_Supplied information_
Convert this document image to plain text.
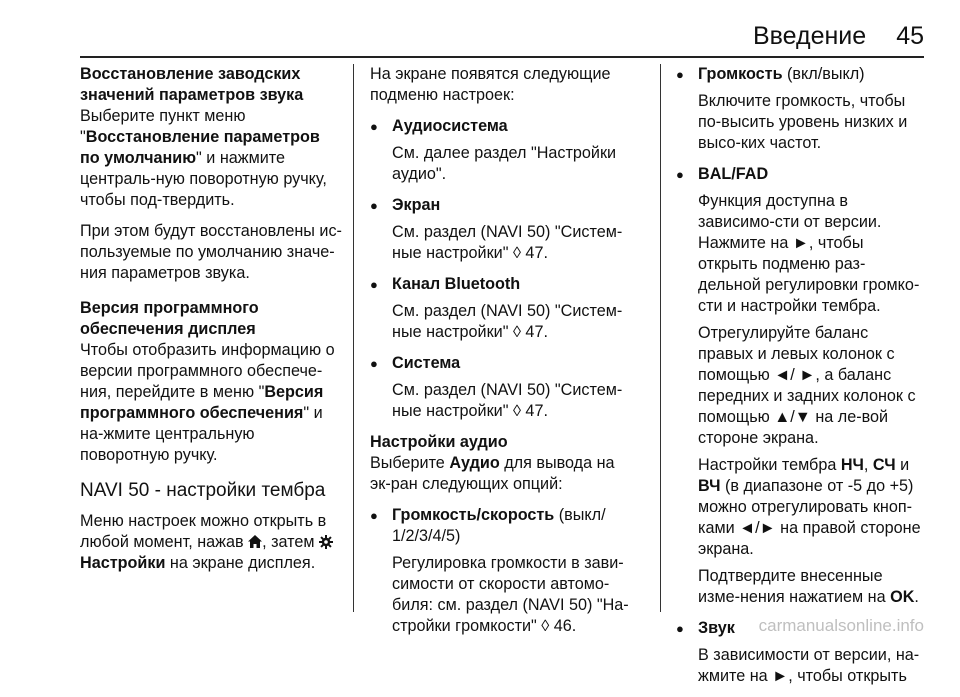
Введение 45

Восстановление заводских значений параметров звука

Выберите пункт меню "Восстановление параметров по умолчанию" и нажмите централь-ную поворотную ручку, чтобы под-твердить.

При этом будут восстановлены ис-пользуемые по умолчанию значе-ния параметров звука.

Версия программного обеспечения дисплея

Чтобы отобразить информацию о версии программного обеспече-ния, перейдите в меню "Версия программного обеспечения" и на-жмите центральную поворотную ручку.

NAVI 50 - настройки тембра

Меню настроек можно открыть в любой момент, нажав , затем Настройки на экране дисплея.

На экране появятся следующие подменю настроек:

● Аудиосистема

См. далее раздел "Настройки аудио".

● Экран

См. раздел (NAVI 50) "Систем-ные настройки" ◊ 47.

● Канал Bluetooth

См. раздел (NAVI 50) "Систем-ные настройки" ◊ 47.

● Система

См. раздел (NAVI 50) "Систем-ные настройки" ◊ 47.

Настройки аудио

Выберите Аудио для вывода на эк-ран следующих опций:

● Громкость/скорость (выкл/ 1/2/3/4/5)

Регулировка громкости в зави-симости от скорости автомо-биля: см. раздел (NAVI 50) "На-стройки громкости" ◊ 46.

● Громкость (вкл/выкл)

Включите громкость, чтобы по-высить уровень низких и высо-ких частот.

● BAL/FAD

Функция доступна в зависимо-сти от версии. Нажмите на ►, чтобы открыть подменю раз-дельной регулировки громко-сти и настройки тембра.

Отрегулируйте баланс правых и левых колонок с помощью ◄/ ►, а баланс передних и задних колонок с помощью ▲/▼ на ле-вой стороне экрана.

Настройки тембра НЧ, СЧ и ВЧ (в диапазоне от -5 до +5) можно отрегулировать кноп-ками ◄/► на правой стороне экрана.

Подтвердите внесенные изме-нения нажатием на OK.

● Звук

В зависимости от версии, на-жмите на ►, чтобы открыть

carmanualsonline.info
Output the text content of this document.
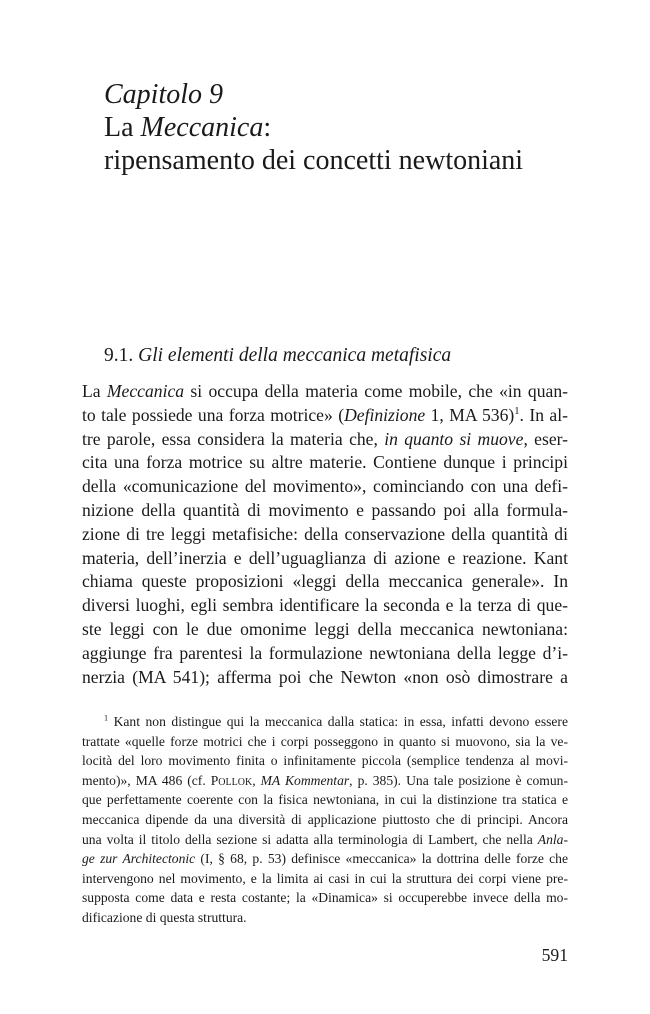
Capitolo 9
La Meccanica:
ripensamento dei concetti newtoniani
9.1. Gli elementi della meccanica metafisica
La Meccanica si occupa della materia come mobile, che «in quan-
to tale possiede una forza motrice» (Definizione 1, MA 536)$^1$. In al-
tre parole, essa considera la materia che, in quanto si muove, eser-
cita una forza motrice su altre materie. Contiene dunque i principi
della «comunicazione del movimento», cominciando con una defi-
nizione della quantità di movimento e passando poi alla formula-
zione di tre leggi metafisiche: della conservazione della quantità di
materia, dell’inerzia e dell’uguaglianza di azione e reazione. Kant
chiama queste proposizioni «leggi della meccanica generale». In
diversi luoghi, egli sembra identificare la seconda e la terza di que-
ste leggi con le due omonime leggi della meccanica newtoniana:
aggiunge fra parentesi la formulazione newtoniana della legge d’i-
nerzia (MA 541); afferma poi che Newton «non osò dimostrare a
$^1$ Kant non distingue qui la meccanica dalla statica: in essa, infatti devono essere
trattate «quelle forze motrici che i corpi posseggono in quanto si muovono, sia la ve-
locità del loro movimento finita o infinitamente piccola (semplice tendenza al movi-
mento)», MA 486 (cf. Pollok, MA Kommentar, p. 385). Una tale posizione è comun-
que perfettamente coerente con la fisica newtoniana, in cui la distinzione tra statica e
meccanica dipende da una diversità di applicazione piuttosto che di principi. Ancora
una volta il titolo della sezione si adatta alla terminologia di Lambert, che nella Anla-
ge zur Architectonic (I, § 68, p. 53) definisce «meccanica» la dottrina delle forze che
intervengono nel movimento, e la limita ai casi in cui la struttura dei corpi viene pre-
supposta come data e resta costante; la «Dinamica» si occuperebbe invece della mo-
dificazione di questa struttura.
591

_What is expected_
Transcribe the whole listing exactly. Pictures stay out of your copy.

_The completed task_
Convert this document image to plain text.
Введение 45

Восстановление заводских значений параметров звука

Выберите пункт меню "Восстановление параметров по умолчанию" и нажмите централь-ную поворотную ручку, чтобы под-твердить.

При этом будут восстановлены ис-пользуемые по умолчанию значе-ния параметров звука.

Версия программного обеспечения дисплея

Чтобы отобразить информацию о версии программного обеспече-ния, перейдите в меню "Версия программного обеспечения" и на-жмите центральную поворотную ручку.

NAVI 50 - настройки тембра

Меню настроек можно открыть в любой момент, нажав , затем Настройки на экране дисплея.

На экране появятся следующие подменю настроек:

● Аудиосистема

См. далее раздел "Настройки аудио".

● Экран

См. раздел (NAVI 50) "Систем-ные настройки" ◊ 47.

● Канал Bluetooth

См. раздел (NAVI 50) "Систем-ные настройки" ◊ 47.

● Система

См. раздел (NAVI 50) "Систем-ные настройки" ◊ 47.

Настройки аудио

Выберите Аудио для вывода на эк-ран следующих опций:

● Громкость/скорость (выкл/ 1/2/3/4/5)

Регулировка громкости в зави-симости от скорости автомо-биля: см. раздел (NAVI 50) "На-стройки громкости" ◊ 46.

● Громкость (вкл/выкл)

Включите громкость, чтобы по-высить уровень низких и высо-ких частот.

● BAL/FAD

Функция доступна в зависимо-сти от версии. Нажмите на ►, чтобы открыть подменю раз-дельной регулировки громко-сти и настройки тембра.

Отрегулируйте баланс правых и левых колонок с помощью ◄/ ►, а баланс передних и задних колонок с помощью ▲/▼ на ле-вой стороне экрана.

Настройки тембра НЧ, СЧ и ВЧ (в диапазоне от -5 до +5) можно отрегулировать кноп-ками ◄/► на правой стороне экрана.

Подтвердите внесенные изме-нения нажатием на OK.

● Звук

В зависимости от версии, на-жмите на ►, чтобы открыть

carmanualsonline.info
Output the text content of this document.
Capitolo 9
La Meccanica:
ripensamento dei concetti newtoniani
9.1. Gli elementi della meccanica metafisica
La Meccanica si occupa della materia come mobile, che «in quan-
to tale possiede una forza motrice» (Definizione 1, MA 536)$^1$. In al-
tre parole, essa considera la materia che, in quanto si muove, eser-
cita una forza motrice su altre materie. Contiene dunque i principi
della «comunicazione del movimento», cominciando con una defi-
nizione della quantità di movimento e passando poi alla formula-
zione di tre leggi metafisiche: della conservazione della quantità di
materia, dell’inerzia e dell’uguaglianza di azione e reazione. Kant
chiama queste proposizioni «leggi della meccanica generale». In
diversi luoghi, egli sembra identificare la seconda e la terza di que-
ste leggi con le due omonime leggi della meccanica newtoniana:
aggiunge fra parentesi la formulazione newtoniana della legge d’i-
nerzia (MA 541); afferma poi che Newton «non osò dimostrare a
$^1$ Kant non distingue qui la meccanica dalla statica: in essa, infatti devono essere
trattate «quelle forze motrici che i corpi posseggono in quanto si muovono, sia la ve-
locità del loro movimento finita o infinitamente piccola (semplice tendenza al movi-
mento)», MA 486 (cf. Pollok, MA Kommentar, p. 385). Una tale posizione è comun-
que perfettamente coerente con la fisica newtoniana, in cui la distinzione tra statica e
meccanica dipende da una diversità di applicazione piuttosto che di principi. Ancora
una volta il titolo della sezione si adatta alla terminologia di Lambert, che nella Anla-
ge zur Architectonic (I, § 68, p. 53) definisce «meccanica» la dottrina delle forze che
intervengono nel movimento, e la limita ai casi in cui la struttura dei corpi viene pre-
supposta come data e resta costante; la «Dinamica» si occuperebbe invece della mo-
dificazione di questa struttura.
591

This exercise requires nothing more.